__Task brief__
Identify all lines in the data containing the string "screenshot". Copy them out.

__Extracted records__

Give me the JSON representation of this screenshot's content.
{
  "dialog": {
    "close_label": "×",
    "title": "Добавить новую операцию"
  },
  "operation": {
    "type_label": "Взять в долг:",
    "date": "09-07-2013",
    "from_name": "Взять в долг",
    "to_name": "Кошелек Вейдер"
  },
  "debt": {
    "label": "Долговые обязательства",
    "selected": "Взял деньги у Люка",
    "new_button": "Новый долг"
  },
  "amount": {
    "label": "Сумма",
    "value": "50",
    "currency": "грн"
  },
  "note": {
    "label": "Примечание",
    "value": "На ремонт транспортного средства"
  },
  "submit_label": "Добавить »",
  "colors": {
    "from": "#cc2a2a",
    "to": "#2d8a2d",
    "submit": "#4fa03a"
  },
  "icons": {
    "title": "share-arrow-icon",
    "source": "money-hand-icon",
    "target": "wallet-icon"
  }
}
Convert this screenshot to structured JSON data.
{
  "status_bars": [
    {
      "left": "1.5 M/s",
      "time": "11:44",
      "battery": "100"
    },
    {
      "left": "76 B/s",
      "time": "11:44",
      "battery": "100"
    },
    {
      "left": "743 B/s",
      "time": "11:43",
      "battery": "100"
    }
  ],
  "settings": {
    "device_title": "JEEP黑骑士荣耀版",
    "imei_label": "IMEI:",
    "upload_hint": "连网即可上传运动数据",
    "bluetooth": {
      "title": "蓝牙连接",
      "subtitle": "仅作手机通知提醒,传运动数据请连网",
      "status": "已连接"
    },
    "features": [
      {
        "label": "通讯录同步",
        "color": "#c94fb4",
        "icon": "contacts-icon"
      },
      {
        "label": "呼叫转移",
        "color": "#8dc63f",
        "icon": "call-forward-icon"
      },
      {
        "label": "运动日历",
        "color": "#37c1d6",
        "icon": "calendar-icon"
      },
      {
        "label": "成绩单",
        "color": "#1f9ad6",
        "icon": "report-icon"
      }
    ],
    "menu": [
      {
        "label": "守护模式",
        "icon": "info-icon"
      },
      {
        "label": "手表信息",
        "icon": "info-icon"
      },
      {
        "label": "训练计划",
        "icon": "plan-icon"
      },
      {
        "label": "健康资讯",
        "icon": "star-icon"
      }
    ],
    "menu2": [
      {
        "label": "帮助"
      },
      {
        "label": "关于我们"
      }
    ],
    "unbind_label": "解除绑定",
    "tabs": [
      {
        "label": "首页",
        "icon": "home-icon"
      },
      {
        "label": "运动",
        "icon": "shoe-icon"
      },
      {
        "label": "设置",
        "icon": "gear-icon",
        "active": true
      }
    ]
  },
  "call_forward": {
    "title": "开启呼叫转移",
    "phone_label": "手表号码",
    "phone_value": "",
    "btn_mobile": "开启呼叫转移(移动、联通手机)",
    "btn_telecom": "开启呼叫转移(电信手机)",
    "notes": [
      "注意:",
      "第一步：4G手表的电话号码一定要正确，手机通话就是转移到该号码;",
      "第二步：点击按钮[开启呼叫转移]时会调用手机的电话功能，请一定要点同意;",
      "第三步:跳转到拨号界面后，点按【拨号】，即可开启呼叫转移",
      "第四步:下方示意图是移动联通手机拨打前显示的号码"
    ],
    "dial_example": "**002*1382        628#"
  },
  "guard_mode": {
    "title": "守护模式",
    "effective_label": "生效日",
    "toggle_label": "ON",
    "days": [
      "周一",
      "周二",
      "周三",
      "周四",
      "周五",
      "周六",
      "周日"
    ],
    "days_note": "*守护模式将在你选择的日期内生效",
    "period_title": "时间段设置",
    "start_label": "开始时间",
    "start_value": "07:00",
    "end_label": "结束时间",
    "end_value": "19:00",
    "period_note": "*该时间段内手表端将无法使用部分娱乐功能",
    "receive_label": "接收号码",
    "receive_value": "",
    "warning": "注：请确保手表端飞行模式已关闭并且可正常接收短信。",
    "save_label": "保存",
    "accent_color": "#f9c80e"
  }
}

__Output of the task__
Give me the JSON representation of this screenshot's content.
Convert this screenshot to structured JSON data.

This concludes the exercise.